Data entries —
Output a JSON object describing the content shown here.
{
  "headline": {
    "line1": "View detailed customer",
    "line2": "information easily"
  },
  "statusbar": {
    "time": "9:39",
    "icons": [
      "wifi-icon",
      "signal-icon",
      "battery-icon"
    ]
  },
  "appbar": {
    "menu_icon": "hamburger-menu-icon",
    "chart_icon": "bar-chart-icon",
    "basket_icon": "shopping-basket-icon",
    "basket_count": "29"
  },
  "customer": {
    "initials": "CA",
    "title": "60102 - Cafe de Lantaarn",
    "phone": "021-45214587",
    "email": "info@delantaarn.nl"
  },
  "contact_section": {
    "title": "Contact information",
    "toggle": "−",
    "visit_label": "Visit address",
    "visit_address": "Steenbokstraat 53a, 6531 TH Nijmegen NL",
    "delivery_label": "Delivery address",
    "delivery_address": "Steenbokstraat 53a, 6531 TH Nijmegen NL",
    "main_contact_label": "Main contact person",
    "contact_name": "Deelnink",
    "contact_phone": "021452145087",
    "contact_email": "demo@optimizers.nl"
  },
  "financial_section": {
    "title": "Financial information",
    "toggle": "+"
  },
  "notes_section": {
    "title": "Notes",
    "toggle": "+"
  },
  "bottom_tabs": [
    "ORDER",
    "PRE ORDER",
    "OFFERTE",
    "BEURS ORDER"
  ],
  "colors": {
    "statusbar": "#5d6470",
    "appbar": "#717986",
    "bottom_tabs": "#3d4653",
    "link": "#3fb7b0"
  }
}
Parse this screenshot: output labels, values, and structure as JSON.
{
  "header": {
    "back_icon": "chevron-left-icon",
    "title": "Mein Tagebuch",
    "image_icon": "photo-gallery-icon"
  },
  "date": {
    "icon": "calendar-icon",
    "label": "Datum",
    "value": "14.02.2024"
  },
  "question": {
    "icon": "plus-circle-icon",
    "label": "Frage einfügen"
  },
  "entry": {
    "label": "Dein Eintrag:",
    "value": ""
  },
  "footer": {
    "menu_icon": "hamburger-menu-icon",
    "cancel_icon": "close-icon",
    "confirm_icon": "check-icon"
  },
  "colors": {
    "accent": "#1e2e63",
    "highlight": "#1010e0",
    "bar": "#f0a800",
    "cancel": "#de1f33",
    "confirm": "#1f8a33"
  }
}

Task description — Find the word "Steenbokstraat" in the material, then list each line that holds it.

Exercise output —
    "visit_address": "Steenbokstraat 53a, 6531 TH Nijmegen NL",
    "delivery_address": "Steenbokstraat 53a, 6531 TH Nijmegen NL",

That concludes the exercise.